== WHAT IS REQUIRED ==
Locate the string "Ostwald" in the records below. Copy every line where it occurs.

== DATA SUPPLIED ==
────────────────

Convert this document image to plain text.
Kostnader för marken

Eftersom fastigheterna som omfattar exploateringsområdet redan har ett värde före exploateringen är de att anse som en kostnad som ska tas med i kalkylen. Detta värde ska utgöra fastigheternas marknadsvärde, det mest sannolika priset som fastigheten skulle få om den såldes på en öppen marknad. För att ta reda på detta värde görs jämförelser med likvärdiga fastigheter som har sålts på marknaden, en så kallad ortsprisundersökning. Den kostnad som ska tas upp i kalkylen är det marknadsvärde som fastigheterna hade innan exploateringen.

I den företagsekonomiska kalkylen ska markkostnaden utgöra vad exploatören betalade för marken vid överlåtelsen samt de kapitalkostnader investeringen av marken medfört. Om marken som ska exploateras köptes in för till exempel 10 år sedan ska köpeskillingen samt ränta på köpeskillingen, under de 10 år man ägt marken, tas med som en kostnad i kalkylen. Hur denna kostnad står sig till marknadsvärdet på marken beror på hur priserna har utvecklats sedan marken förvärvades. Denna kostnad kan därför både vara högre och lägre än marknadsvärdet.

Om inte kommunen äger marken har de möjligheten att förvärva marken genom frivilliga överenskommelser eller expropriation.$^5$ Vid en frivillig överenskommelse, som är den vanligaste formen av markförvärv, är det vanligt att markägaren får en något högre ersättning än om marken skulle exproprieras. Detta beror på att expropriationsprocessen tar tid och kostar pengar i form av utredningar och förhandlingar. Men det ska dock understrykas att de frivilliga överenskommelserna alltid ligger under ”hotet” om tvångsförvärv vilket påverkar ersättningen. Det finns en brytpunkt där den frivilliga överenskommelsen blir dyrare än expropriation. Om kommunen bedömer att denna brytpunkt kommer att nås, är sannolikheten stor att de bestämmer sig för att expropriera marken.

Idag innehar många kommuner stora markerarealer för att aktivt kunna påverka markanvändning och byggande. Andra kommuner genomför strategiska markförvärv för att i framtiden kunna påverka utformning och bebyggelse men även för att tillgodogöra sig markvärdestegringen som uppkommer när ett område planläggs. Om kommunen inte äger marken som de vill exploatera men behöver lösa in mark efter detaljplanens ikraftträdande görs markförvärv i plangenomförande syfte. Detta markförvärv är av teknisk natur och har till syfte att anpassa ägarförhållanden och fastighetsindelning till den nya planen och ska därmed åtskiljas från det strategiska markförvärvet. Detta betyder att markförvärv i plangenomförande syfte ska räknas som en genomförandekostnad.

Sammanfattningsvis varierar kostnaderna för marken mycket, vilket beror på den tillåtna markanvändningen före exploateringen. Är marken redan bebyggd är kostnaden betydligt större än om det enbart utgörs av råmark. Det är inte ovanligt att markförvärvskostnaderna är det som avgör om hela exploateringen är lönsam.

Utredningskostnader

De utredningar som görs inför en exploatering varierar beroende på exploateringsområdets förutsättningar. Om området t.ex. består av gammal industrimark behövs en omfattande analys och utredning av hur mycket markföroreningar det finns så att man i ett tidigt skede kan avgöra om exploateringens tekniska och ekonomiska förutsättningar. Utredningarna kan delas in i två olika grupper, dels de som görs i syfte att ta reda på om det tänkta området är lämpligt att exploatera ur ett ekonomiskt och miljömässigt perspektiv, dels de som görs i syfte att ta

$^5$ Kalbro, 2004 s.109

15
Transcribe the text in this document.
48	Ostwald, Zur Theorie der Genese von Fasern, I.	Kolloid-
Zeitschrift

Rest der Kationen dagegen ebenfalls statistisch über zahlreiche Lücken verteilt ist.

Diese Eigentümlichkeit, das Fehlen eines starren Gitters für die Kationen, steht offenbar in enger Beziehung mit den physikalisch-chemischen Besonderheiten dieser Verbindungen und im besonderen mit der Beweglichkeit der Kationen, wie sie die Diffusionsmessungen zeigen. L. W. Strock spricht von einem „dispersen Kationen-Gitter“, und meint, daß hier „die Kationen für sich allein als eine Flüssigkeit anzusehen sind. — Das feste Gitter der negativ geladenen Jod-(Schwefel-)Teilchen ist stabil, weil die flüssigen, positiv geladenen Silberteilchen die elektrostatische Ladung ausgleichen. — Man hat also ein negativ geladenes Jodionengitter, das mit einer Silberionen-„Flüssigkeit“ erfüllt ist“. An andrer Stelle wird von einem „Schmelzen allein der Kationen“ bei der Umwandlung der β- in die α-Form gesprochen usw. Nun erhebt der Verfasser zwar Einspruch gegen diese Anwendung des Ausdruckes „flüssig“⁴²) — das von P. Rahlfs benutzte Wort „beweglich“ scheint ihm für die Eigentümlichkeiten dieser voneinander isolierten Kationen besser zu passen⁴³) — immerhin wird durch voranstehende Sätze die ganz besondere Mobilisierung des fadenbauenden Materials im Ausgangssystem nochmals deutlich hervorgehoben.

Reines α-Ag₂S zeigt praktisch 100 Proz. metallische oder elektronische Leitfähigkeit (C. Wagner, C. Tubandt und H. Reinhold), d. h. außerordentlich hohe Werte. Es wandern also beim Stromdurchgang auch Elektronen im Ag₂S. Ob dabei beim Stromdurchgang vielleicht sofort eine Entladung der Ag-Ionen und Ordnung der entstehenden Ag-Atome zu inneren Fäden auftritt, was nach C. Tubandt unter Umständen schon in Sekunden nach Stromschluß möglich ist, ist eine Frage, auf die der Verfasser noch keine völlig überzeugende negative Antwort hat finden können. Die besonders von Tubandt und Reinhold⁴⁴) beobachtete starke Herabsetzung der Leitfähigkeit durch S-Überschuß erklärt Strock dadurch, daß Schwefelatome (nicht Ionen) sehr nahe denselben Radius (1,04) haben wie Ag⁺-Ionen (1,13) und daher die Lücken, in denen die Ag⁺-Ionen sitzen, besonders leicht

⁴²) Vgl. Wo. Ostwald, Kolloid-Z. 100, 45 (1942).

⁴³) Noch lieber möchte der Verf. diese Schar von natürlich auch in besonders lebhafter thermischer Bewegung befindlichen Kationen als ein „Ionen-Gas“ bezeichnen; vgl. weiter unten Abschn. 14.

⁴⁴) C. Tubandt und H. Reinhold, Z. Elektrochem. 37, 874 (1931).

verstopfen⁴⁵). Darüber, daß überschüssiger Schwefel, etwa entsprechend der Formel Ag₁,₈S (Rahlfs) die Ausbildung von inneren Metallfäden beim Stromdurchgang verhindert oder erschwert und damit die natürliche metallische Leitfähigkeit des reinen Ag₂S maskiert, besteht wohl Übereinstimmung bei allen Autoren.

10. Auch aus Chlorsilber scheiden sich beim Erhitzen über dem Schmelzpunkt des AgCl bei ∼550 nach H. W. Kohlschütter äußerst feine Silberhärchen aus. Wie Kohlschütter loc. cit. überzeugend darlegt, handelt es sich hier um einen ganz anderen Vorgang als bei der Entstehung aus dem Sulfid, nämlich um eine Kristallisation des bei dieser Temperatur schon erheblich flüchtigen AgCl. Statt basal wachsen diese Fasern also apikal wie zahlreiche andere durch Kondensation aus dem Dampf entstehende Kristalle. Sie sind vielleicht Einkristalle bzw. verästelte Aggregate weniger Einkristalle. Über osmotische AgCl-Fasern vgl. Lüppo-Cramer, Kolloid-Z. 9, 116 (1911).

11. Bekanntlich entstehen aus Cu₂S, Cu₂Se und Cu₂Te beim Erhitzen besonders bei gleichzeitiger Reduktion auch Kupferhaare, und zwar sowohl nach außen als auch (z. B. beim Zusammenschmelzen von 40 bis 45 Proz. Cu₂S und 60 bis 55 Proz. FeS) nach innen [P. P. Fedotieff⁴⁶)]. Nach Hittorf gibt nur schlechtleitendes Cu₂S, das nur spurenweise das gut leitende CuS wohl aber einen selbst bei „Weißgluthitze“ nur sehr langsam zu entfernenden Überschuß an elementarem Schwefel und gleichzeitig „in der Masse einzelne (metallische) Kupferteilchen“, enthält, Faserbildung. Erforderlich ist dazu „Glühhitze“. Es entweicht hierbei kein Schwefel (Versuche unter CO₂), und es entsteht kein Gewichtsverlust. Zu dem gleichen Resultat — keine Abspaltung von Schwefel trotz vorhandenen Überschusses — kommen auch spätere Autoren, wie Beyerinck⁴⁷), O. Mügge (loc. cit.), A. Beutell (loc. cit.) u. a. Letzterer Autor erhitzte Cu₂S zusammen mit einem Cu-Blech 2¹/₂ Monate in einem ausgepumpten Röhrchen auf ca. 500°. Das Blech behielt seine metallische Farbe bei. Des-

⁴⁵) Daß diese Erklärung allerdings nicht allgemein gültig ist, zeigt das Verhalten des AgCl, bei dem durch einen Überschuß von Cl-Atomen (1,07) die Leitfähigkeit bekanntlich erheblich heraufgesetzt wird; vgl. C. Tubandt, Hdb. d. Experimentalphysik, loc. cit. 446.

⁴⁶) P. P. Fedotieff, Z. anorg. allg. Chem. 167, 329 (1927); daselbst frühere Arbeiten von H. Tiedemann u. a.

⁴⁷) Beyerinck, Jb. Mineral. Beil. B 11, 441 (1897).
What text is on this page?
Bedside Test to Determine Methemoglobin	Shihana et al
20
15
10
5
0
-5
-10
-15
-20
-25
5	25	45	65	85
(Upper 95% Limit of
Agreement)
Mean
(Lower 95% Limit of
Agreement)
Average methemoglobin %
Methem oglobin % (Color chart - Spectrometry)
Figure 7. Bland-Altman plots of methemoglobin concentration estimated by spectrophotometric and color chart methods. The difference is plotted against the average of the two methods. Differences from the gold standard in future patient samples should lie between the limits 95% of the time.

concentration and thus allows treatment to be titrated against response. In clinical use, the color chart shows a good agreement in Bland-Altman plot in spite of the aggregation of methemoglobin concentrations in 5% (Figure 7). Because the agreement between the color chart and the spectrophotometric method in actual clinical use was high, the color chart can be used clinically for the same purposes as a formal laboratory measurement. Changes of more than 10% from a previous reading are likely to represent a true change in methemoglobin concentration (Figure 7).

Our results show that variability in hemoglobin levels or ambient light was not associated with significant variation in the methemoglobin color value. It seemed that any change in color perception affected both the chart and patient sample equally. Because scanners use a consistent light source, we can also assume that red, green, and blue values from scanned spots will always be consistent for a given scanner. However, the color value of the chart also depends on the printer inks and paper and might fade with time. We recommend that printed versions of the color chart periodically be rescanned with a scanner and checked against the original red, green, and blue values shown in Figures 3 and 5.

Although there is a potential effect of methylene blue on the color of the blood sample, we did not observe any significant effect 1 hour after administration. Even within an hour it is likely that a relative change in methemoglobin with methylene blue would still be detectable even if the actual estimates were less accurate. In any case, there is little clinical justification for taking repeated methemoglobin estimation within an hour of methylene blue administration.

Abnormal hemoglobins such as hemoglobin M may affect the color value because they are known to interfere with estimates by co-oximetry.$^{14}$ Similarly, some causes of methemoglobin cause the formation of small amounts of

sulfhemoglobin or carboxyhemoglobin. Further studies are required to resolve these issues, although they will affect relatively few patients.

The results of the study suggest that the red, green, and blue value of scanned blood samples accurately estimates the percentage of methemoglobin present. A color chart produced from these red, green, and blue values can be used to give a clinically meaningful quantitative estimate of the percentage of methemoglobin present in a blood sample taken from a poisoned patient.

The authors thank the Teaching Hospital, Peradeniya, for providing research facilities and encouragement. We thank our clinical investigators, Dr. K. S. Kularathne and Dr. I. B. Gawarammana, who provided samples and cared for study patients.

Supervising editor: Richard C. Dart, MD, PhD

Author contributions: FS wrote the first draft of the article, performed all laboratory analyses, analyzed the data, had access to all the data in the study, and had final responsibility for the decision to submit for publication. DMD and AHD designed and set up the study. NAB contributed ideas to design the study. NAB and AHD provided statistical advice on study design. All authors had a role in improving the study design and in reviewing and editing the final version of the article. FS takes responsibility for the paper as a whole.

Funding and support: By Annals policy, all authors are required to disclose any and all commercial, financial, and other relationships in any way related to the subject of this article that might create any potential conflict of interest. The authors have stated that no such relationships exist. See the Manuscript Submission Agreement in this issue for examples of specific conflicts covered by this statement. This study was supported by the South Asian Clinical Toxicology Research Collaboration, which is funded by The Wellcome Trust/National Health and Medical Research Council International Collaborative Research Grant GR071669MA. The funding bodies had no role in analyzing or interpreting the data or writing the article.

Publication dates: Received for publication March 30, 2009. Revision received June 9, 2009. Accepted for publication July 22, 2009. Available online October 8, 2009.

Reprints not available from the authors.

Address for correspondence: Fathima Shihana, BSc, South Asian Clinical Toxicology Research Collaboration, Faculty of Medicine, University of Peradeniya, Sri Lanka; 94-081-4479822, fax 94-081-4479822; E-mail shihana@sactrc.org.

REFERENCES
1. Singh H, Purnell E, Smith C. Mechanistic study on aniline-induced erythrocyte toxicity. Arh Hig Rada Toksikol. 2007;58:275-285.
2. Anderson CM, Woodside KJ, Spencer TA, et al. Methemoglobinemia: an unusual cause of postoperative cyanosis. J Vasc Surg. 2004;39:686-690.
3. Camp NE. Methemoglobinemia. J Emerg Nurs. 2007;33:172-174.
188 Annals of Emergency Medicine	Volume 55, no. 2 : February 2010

────────────────

== WRITTEN REPLY ==
48	Ostwald, Zur Theorie der Genese von Fasern, I.	Kolloid-
⁴²) Vgl. Wo. Ostwald, Kolloid-Z. 100, 45 (1942).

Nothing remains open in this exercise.